What you should do: Return every record exactly as written.

The input:
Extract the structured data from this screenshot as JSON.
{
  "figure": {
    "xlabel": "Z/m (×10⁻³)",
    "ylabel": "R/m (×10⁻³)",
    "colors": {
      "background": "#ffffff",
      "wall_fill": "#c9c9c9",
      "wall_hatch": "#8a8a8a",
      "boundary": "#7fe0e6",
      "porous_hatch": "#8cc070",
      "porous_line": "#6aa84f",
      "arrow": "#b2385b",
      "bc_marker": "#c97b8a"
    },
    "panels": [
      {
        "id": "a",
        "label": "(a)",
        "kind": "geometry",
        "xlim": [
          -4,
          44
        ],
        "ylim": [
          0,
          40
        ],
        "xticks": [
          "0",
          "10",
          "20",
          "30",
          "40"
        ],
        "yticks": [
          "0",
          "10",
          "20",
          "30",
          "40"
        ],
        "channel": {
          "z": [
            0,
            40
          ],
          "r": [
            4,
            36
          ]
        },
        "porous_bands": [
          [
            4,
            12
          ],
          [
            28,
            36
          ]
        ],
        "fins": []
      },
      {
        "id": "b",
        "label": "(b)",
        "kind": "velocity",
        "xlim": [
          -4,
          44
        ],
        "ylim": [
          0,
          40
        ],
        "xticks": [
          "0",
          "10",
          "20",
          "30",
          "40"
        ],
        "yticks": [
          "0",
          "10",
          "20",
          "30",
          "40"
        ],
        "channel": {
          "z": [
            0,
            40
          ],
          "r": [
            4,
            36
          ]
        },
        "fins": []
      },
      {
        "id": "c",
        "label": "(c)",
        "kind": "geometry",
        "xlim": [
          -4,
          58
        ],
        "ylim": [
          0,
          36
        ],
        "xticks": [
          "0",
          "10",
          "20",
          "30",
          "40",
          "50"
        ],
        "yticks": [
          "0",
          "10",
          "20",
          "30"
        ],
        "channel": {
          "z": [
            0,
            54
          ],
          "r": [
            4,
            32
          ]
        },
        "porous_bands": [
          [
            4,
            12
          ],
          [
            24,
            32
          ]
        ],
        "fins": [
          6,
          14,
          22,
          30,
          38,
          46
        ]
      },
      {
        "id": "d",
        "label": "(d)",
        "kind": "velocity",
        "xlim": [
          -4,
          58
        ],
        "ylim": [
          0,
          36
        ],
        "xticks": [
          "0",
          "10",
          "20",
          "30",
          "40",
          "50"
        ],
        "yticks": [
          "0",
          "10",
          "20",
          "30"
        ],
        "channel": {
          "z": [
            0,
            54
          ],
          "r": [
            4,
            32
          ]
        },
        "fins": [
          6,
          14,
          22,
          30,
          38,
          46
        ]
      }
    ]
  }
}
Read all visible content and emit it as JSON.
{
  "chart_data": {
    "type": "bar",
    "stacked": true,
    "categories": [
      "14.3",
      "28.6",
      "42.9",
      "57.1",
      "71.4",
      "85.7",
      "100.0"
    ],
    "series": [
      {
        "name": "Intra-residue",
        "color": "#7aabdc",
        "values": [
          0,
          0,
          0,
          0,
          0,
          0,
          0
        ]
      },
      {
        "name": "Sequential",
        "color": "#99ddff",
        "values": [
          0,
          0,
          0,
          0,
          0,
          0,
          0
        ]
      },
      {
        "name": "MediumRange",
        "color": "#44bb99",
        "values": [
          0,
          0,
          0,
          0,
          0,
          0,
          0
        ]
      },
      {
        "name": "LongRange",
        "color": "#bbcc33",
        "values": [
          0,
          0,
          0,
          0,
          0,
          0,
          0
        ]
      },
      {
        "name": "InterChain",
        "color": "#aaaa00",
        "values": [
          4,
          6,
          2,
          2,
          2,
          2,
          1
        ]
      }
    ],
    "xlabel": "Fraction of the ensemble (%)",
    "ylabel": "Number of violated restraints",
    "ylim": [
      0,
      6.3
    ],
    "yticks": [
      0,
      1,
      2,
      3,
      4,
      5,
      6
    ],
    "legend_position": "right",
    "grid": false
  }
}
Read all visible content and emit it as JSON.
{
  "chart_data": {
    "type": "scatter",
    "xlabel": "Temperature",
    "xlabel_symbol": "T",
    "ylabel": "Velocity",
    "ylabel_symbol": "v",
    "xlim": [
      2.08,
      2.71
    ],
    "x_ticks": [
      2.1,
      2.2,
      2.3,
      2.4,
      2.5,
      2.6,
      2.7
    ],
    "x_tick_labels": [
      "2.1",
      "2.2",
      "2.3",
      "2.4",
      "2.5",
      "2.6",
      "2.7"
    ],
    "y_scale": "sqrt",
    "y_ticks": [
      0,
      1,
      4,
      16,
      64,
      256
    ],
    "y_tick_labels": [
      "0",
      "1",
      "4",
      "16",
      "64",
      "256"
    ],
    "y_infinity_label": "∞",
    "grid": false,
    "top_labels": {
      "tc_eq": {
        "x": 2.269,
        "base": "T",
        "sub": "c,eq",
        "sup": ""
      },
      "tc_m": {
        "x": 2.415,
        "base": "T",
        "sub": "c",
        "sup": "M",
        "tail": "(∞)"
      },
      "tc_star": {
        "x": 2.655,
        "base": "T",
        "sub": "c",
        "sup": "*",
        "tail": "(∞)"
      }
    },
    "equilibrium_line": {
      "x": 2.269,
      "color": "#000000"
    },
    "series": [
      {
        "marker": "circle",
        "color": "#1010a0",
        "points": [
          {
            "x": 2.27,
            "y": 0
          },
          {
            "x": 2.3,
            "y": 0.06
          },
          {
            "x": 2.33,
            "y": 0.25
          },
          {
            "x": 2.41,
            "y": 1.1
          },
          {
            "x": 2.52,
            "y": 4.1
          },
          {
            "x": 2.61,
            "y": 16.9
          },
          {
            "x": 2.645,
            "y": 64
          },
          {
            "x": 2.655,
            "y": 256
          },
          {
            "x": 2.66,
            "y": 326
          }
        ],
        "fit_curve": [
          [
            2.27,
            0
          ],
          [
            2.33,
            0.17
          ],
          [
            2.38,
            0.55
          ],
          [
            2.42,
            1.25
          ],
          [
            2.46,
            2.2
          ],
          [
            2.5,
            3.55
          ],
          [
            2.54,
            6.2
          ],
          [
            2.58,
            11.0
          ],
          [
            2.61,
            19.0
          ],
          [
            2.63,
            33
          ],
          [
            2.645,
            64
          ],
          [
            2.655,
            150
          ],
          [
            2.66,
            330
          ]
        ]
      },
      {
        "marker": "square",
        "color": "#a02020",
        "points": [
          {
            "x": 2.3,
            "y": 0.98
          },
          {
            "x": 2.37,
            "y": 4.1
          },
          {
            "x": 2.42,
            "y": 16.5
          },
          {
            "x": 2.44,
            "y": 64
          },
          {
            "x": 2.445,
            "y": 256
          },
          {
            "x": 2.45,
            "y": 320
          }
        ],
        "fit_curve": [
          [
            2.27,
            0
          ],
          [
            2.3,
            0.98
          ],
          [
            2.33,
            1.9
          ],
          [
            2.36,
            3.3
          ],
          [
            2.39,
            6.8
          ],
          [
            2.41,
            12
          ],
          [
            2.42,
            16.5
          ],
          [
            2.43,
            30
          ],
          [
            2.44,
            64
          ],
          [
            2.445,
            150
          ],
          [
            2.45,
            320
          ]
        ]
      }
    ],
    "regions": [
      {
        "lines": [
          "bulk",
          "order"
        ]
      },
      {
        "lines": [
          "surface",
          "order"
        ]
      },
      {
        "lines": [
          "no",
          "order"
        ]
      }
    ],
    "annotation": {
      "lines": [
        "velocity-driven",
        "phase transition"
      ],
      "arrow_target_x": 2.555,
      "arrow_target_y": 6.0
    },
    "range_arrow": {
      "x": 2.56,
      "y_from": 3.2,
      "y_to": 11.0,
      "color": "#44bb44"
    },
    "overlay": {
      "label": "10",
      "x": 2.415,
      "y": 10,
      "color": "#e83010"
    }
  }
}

Exercise result:
Extract the structured data from this screenshot as JSON.
{
  "figure": {
    "xlabel": "Z/m (×10⁻³)",
    "ylabel": "R/m (×10⁻³)",
    "colors": {
      "background": "#ffffff",
      "wall_fill": "#c9c9c9",
      "wall_hatch": "#8a8a8a",
      "boundary": "#7fe0e6",
      "porous_hatch": "#8cc070",
      "porous_line": "#6aa84f",
      "arrow": "#b2385b",
      "bc_marker": "#c97b8a"
    },
    "panels": [
      {
        "id": "a",
        "label": "(a)",
        "kind": "geometry",
        "xlim": [
          -4,
          44
        ],
        "ylim": [
          0,
          40
        ],
        "xticks": [
          "0",
          "10",
          "20",
          "30",
          "40"
        ],
        "yticks": [
          "0",
          "10",
          "20",
          "30",
          "40"
        ],
        "channel": {
          "z": [
            0,
            40
          ],
          "r": [
            4,
            36
          ]
        },
        "porous_bands": [
          [
            4,
            12
          ],
          [
            28,
            36
          ]
        ],
        "fins": []
      },
      {
        "id": "b",
        "label": "(b)",
        "kind": "velocity",
        "xlim": [
          -4,
          44
        ],
        "ylim": [
          0,
          40
        ],
        "xticks": [
          "0",
          "10",
          "20",
          "30",
          "40"
        ],
        "yticks": [
          "0",
          "10",
          "20",
          "30",
          "40"
        ],
        "channel": {
          "z": [
            0,
            40
          ],
          "r": [
            4,
            36
          ]
        },
        "fins": []
      },
      {
        "id": "c",
        "label": "(c)",
        "kind": "geometry",
        "xlim": [
          -4,
          58
        ],
        "ylim": [
          0,
          36
        ],
        "xticks": [
          "0",
          "10",
          "20",
          "30",
          "40",
          "50"
        ],
        "yticks": [
          "0",
          "10",
          "20",
          "30"
        ],
        "channel": {
          "z": [
            0,
            54
          ],
          "r": [
            4,
            32
          ]
        },
        "porous_bands": [
          [
            4,
            12
          ],
          [
            24,
            32
          ]
        ],
        "fins": [
          6,
          14,
          22,
          30,
          38,
          46
        ]
      },
      {
        "id": "d",
        "label": "(d)",
        "kind": "velocity",
        "xlim": [
          -4,
          58
        ],
        "ylim": [
          0,
          36
        ],
        "xticks": [
          "0",
          "10",
          "20",
          "30",
          "40",
          "50"
        ],
        "yticks": [
          "0",
          "10",
          "20",
          "30"
        ],
        "channel": {
          "z": [
            0,
            54
          ],
          "r": [
            4,
            32
          ]
        },
        "fins": [
          6,
          14,
          22,
          30,
          38,
          46
        ]
      }
    ]
  }
}
Read all visible content and emit it as JSON.
{
  "chart_data": {
    "type": "bar",
    "stacked": true,
    "categories": [
      "14.3",
      "28.6",
      "42.9",
      "57.1",
      "71.4",
      "85.7",
      "100.0"
    ],
    "series": [
      {
        "name": "Intra-residue",
        "color": "#7aabdc",
        "values": [
          0,
          0,
          0,
          0,
          0,
          0,
          0
        ]
      },
      {
        "name": "Sequential",
        "color": "#99ddff",
        "values": [
          0,
          0,
          0,
          0,
          0,
          0,
          0
        ]
      },
      {
        "name": "MediumRange",
        "color": "#44bb99",
        "values": [
          0,
          0,
          0,
          0,
          0,
          0,
          0
        ]
      },
      {
        "name": "LongRange",
        "color": "#bbcc33",
        "values": [
          0,
          0,
          0,
          0,
          0,
          0,
          0
        ]
      },
      {
        "name": "InterChain",
        "color": "#aaaa00",
        "values": [
          4,
          6,
          2,
          2,
          2,
          2,
          1
        ]
      }
    ],
    "xlabel": "Fraction of the ensemble (%)",
    "ylabel": "Number of violated restraints",
    "ylim": [
      0,
      6.3
    ],
    "yticks": [
      0,
      1,
      2,
      3,
      4,
      5,
      6
    ],
    "legend_position": "right",
    "grid": false
  }
}
Read all visible content and emit it as JSON.
{
  "chart_data": {
    "type": "scatter",
    "xlabel": "Temperature",
    "xlabel_symbol": "T",
    "ylabel": "Velocity",
    "ylabel_symbol": "v",
    "xlim": [
      2.08,
      2.71
    ],
    "x_ticks": [
      2.1,
      2.2,
      2.3,
      2.4,
      2.5,
      2.6,
      2.7
    ],
    "x_tick_labels": [
      "2.1",
      "2.2",
      "2.3",
      "2.4",
      "2.5",
      "2.6",
      "2.7"
    ],
    "y_scale": "sqrt",
    "y_ticks": [
      0,
      1,
      4,
      16,
      64,
      256
    ],
    "y_tick_labels": [
      "0",
      "1",
      "4",
      "16",
      "64",
      "256"
    ],
    "y_infinity_label": "∞",
    "grid": false,
    "top_labels": {
      "tc_eq": {
        "x": 2.269,
        "base": "T",
        "sub": "c,eq",
        "sup": ""
      },
      "tc_m": {
        "x": 2.415,
        "base": "T",
        "sub": "c",
        "sup": "M",
        "tail": "(∞)"
      },
      "tc_star": {
        "x": 2.655,
        "base": "T",
        "sub": "c",
        "sup": "*",
        "tail": "(∞)"
      }
    },
    "equilibrium_line": {
      "x": 2.269,
      "color": "#000000"
    },
    "series": [
      {
        "marker": "circle",
        "color": "#1010a0",
        "points": [
          {
            "x": 2.27,
            "y": 0
          },
          {
            "x": 2.3,
            "y": 0.06
          },
          {
            "x": 2.33,
            "y": 0.25
          },
          {
            "x": 2.41,
            "y": 1.1
          },
          {
            "x": 2.52,
            "y": 4.1
          },
          {
            "x": 2.61,
            "y": 16.9
          },
          {
            "x": 2.645,
            "y": 64
          },
          {
            "x": 2.655,
            "y": 256
          },
          {
            "x": 2.66,
            "y": 326
          }
        ],
        "fit_curve": [
          [
            2.27,
            0
          ],
          [
            2.33,
            0.17
          ],
          [
            2.38,
            0.55
          ],
          [
            2.42,
            1.25
          ],
          [
            2.46,
            2.2
          ],
          [
            2.5,
            3.55
          ],
          [
            2.54,
            6.2
          ],
          [
            2.58,
            11.0
          ],
          [
            2.61,
            19.0
          ],
          [
            2.63,
            33
          ],
          [
            2.645,
            64
          ],
          [
            2.655,
            150
          ],
          [
            2.66,
            330
          ]
        ]
      },
      {
        "marker": "square",
        "color": "#a02020",
        "points": [
          {
            "x": 2.3,
            "y": 0.98
          },
          {
            "x": 2.37,
            "y": 4.1
          },
          {
            "x": 2.42,
            "y": 16.5
          },
          {
            "x": 2.44,
            "y": 64
          },
          {
            "x": 2.445,
            "y": 256
          },
          {
            "x": 2.45,
            "y": 320
          }
        ],
        "fit_curve": [
          [
            2.27,
            0
          ],
          [
            2.3,
            0.98
          ],
          [
            2.33,
            1.9
          ],
          [
            2.36,
            3.3
          ],
          [
            2.39,
            6.8
          ],
          [
            2.41,
            12
          ],
          [
            2.42,
            16.5
          ],
          [
            2.43,
            30
          ],
          [
            2.44,
            64
          ],
          [
            2.445,
            150
          ],
          [
            2.45,
            320
          ]
        ]
      }
    ],
    "regions": [
      {
        "lines": [
          "bulk",
          "order"
        ]
      },
      {
        "lines": [
          "surface",
          "order"
        ]
      },
      {
        "lines": [
          "no",
          "order"
        ]
      }
    ],
    "annotation": {
      "lines": [
        "velocity-driven",
        "phase transition"
      ],
      "arrow_target_x": 2.555,
      "arrow_target_y": 6.0
    },
    "range_arrow": {
      "x": 2.56,
      "y_from": 3.2,
      "y_to": 11.0,
      "color": "#44bb44"
    },
    "overlay": {
      "label": "10",
      "x": 2.415,
      "y": 10,
      "color": "#e83010"
    }
  }
}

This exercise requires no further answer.